**Problem description**
Repeat the material exactly as it appears.

Source data
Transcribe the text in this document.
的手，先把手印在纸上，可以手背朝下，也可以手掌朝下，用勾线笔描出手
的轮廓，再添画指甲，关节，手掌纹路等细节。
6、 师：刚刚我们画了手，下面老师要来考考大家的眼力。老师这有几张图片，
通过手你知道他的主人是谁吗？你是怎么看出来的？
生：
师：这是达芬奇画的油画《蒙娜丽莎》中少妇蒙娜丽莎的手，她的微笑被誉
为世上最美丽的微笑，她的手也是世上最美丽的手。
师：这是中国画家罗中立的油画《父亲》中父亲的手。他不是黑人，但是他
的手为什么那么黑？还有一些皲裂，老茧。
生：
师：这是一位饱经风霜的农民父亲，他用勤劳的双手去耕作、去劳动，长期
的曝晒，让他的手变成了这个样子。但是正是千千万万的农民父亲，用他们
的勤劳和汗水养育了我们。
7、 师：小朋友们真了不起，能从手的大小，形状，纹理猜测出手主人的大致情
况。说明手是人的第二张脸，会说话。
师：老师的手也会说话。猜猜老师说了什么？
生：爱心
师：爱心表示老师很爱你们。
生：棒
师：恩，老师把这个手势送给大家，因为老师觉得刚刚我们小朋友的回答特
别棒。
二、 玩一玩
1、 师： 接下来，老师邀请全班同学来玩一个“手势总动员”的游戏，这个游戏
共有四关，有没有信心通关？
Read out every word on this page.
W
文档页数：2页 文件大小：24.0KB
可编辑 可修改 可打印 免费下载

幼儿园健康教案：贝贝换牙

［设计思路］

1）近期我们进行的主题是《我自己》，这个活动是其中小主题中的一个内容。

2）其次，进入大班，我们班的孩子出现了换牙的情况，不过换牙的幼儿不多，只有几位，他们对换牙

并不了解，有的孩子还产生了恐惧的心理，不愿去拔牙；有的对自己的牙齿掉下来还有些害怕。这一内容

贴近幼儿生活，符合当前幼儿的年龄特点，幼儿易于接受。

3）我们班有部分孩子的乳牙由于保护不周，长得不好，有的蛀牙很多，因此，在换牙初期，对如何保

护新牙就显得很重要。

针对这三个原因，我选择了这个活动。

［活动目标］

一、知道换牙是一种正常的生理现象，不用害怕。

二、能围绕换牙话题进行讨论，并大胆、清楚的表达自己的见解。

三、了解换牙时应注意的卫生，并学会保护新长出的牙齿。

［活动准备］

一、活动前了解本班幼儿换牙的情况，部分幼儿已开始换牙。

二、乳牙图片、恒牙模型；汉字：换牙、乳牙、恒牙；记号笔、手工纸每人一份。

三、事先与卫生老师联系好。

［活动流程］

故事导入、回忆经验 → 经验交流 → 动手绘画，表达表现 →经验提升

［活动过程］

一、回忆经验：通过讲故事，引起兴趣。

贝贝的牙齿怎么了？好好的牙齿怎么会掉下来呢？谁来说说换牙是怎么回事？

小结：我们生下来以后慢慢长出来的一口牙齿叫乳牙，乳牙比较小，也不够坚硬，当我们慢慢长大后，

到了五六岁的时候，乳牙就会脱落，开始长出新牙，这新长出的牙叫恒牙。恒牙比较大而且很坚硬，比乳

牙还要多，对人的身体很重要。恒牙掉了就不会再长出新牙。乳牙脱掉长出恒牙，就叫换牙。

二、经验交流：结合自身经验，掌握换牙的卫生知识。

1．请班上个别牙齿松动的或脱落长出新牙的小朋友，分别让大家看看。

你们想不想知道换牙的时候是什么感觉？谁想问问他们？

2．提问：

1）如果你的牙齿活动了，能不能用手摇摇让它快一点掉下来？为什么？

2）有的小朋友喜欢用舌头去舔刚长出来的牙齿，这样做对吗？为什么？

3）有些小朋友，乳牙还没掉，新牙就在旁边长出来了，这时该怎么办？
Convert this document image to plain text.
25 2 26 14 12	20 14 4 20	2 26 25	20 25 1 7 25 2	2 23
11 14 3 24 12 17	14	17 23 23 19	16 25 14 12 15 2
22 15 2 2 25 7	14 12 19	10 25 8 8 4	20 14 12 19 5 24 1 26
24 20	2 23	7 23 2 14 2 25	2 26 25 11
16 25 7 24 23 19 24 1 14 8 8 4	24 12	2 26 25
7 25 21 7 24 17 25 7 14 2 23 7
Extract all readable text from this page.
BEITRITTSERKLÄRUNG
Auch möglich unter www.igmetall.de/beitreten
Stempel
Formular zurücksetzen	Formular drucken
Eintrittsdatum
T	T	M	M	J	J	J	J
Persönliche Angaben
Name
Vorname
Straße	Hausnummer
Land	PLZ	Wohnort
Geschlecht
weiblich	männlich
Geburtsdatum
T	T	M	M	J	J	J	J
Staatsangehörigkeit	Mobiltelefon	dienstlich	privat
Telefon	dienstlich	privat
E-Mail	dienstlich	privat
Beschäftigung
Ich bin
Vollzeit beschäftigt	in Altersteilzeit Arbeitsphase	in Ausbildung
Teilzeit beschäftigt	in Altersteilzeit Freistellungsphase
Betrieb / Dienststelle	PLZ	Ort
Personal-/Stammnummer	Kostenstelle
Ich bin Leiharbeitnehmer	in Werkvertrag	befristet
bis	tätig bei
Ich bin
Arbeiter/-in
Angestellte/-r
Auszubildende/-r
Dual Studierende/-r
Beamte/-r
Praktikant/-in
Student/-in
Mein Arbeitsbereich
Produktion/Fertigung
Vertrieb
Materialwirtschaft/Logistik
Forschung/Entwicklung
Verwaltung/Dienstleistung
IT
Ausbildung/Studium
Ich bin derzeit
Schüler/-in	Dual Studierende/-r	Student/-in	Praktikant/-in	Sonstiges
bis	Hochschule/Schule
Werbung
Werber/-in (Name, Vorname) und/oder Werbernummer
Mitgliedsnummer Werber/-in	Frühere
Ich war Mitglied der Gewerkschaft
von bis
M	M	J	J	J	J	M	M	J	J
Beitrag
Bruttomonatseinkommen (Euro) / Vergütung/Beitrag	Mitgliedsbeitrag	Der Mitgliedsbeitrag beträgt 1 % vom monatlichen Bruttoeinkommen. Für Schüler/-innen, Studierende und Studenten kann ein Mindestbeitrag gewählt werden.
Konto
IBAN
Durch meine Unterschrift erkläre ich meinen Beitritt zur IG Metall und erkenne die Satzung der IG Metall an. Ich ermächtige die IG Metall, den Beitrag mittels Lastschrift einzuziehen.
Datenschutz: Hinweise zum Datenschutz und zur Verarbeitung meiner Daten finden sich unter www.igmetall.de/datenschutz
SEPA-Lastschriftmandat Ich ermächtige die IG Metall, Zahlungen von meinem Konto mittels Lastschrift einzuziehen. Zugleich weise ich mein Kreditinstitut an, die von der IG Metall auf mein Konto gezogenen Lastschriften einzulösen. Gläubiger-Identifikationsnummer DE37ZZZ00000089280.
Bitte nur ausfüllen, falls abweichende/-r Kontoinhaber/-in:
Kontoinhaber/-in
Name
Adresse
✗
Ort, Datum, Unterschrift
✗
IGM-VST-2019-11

**Answer below**
Transcribe the text in this document.
的手，先把手印在纸上，可以手背朝下，也可以手掌朝下，用勾线笔描出手
的轮廓，再添画指甲，关节，手掌纹路等细节。
6、 师：刚刚我们画了手，下面老师要来考考大家的眼力。老师这有几张图片，
通过手你知道他的主人是谁吗？你是怎么看出来的？
生：
师：这是达芬奇画的油画《蒙娜丽莎》中少妇蒙娜丽莎的手，她的微笑被誉
为世上最美丽的微笑，她的手也是世上最美丽的手。
师：这是中国画家罗中立的油画《父亲》中父亲的手。他不是黑人，但是他
的手为什么那么黑？还有一些皲裂，老茧。
生：
师：这是一位饱经风霜的农民父亲，他用勤劳的双手去耕作、去劳动，长期
的曝晒，让他的手变成了这个样子。但是正是千千万万的农民父亲，用他们
的勤劳和汗水养育了我们。
7、 师：小朋友们真了不起，能从手的大小，形状，纹理猜测出手主人的大致情
况。说明手是人的第二张脸，会说话。
师：老师的手也会说话。猜猜老师说了什么？
生：爱心
师：爱心表示老师很爱你们。
生：棒
师：恩，老师把这个手势送给大家，因为老师觉得刚刚我们小朋友的回答特
别棒。
二、 玩一玩
1、 师： 接下来，老师邀请全班同学来玩一个“手势总动员”的游戏，这个游戏
共有四关，有没有信心通关？
Read out every word on this page.
W
文档页数：2页 文件大小：24.0KB
可编辑 可修改 可打印 免费下载

幼儿园健康教案：贝贝换牙

［设计思路］

1）近期我们进行的主题是《我自己》，这个活动是其中小主题中的一个内容。

2）其次，进入大班，我们班的孩子出现了换牙的情况，不过换牙的幼儿不多，只有几位，他们对换牙

并不了解，有的孩子还产生了恐惧的心理，不愿去拔牙；有的对自己的牙齿掉下来还有些害怕。这一内容

贴近幼儿生活，符合当前幼儿的年龄特点，幼儿易于接受。

3）我们班有部分孩子的乳牙由于保护不周，长得不好，有的蛀牙很多，因此，在换牙初期，对如何保

护新牙就显得很重要。

针对这三个原因，我选择了这个活动。

［活动目标］

一、知道换牙是一种正常的生理现象，不用害怕。

二、能围绕换牙话题进行讨论，并大胆、清楚的表达自己的见解。

三、了解换牙时应注意的卫生，并学会保护新长出的牙齿。

［活动准备］

一、活动前了解本班幼儿换牙的情况，部分幼儿已开始换牙。

二、乳牙图片、恒牙模型；汉字：换牙、乳牙、恒牙；记号笔、手工纸每人一份。

三、事先与卫生老师联系好。

［活动流程］

故事导入、回忆经验 → 经验交流 → 动手绘画，表达表现 →经验提升

［活动过程］

一、回忆经验：通过讲故事，引起兴趣。

贝贝的牙齿怎么了？好好的牙齿怎么会掉下来呢？谁来说说换牙是怎么回事？

小结：我们生下来以后慢慢长出来的一口牙齿叫乳牙，乳牙比较小，也不够坚硬，当我们慢慢长大后，

到了五六岁的时候，乳牙就会脱落，开始长出新牙，这新长出的牙叫恒牙。恒牙比较大而且很坚硬，比乳

牙还要多，对人的身体很重要。恒牙掉了就不会再长出新牙。乳牙脱掉长出恒牙，就叫换牙。

二、经验交流：结合自身经验，掌握换牙的卫生知识。

1．请班上个别牙齿松动的或脱落长出新牙的小朋友，分别让大家看看。

你们想不想知道换牙的时候是什么感觉？谁想问问他们？

2．提问：

1）如果你的牙齿活动了，能不能用手摇摇让它快一点掉下来？为什么？

2）有的小朋友喜欢用舌头去舔刚长出来的牙齿，这样做对吗？为什么？

3）有些小朋友，乳牙还没掉，新牙就在旁边长出来了，这时该怎么办？
Convert this document image to plain text.
25 2 26 14 12	20 14 4 20	2 26 25	20 25 1 7 25 2	2 23
11 14 3 24 12 17	14	17 23 23 19	16 25 14 12 15 2
22 15 2 2 25 7	14 12 19	10 25 8 8 4	20 14 12 19 5 24 1 26
24 20	2 23	7 23 2 14 2 25	2 26 25 11
16 25 7 24 23 19 24 1 14 8 8 4	24 12	2 26 25
7 25 21 7 24 17 25 7 14 2 23 7
Extract all readable text from this page.
BEITRITTSERKLÄRUNG
Auch möglich unter www.igmetall.de/beitreten
Stempel
Formular zurücksetzen	Formular drucken
Eintrittsdatum
T	T	M	M	J	J	J	J
Persönliche Angaben
Name
Vorname
Straße	Hausnummer
Land	PLZ	Wohnort
Geschlecht
weiblich	männlich
Geburtsdatum
T	T	M	M	J	J	J	J
Staatsangehörigkeit	Mobiltelefon	dienstlich	privat
Telefon	dienstlich	privat
E-Mail	dienstlich	privat
Beschäftigung
Ich bin
Vollzeit beschäftigt	in Altersteilzeit Arbeitsphase	in Ausbildung
Teilzeit beschäftigt	in Altersteilzeit Freistellungsphase
Betrieb / Dienststelle	PLZ	Ort
Personal-/Stammnummer	Kostenstelle
Ich bin Leiharbeitnehmer	in Werkvertrag	befristet
bis	tätig bei
Ich bin
Arbeiter/-in
Angestellte/-r
Auszubildende/-r
Dual Studierende/-r
Beamte/-r
Praktikant/-in
Student/-in
Mein Arbeitsbereich
Produktion/Fertigung
Vertrieb
Materialwirtschaft/Logistik
Forschung/Entwicklung
Verwaltung/Dienstleistung
IT
Ausbildung/Studium
Ich bin derzeit
Schüler/-in	Dual Studierende/-r	Student/-in	Praktikant/-in	Sonstiges
bis	Hochschule/Schule
Werbung
Werber/-in (Name, Vorname) und/oder Werbernummer
Mitgliedsnummer Werber/-in	Frühere
Ich war Mitglied der Gewerkschaft
von bis
M	M	J	J	J	J	M	M	J	J
Beitrag
Bruttomonatseinkommen (Euro) / Vergütung/Beitrag	Mitgliedsbeitrag	Der Mitgliedsbeitrag beträgt 1 % vom monatlichen Bruttoeinkommen. Für Schüler/-innen, Studierende und Studenten kann ein Mindestbeitrag gewählt werden.
Konto
IBAN
Durch meine Unterschrift erkläre ich meinen Beitritt zur IG Metall und erkenne die Satzung der IG Metall an. Ich ermächtige die IG Metall, den Beitrag mittels Lastschrift einzuziehen.
Datenschutz: Hinweise zum Datenschutz und zur Verarbeitung meiner Daten finden sich unter www.igmetall.de/datenschutz
SEPA-Lastschriftmandat Ich ermächtige die IG Metall, Zahlungen von meinem Konto mittels Lastschrift einzuziehen. Zugleich weise ich mein Kreditinstitut an, die von der IG Metall auf mein Konto gezogenen Lastschriften einzulösen. Gläubiger-Identifikationsnummer DE37ZZZ00000089280.
Bitte nur ausfüllen, falls abweichende/-r Kontoinhaber/-in:
Kontoinhaber/-in
Name
Adresse
✗
Ort, Datum, Unterschrift
✗
IGM-VST-2019-11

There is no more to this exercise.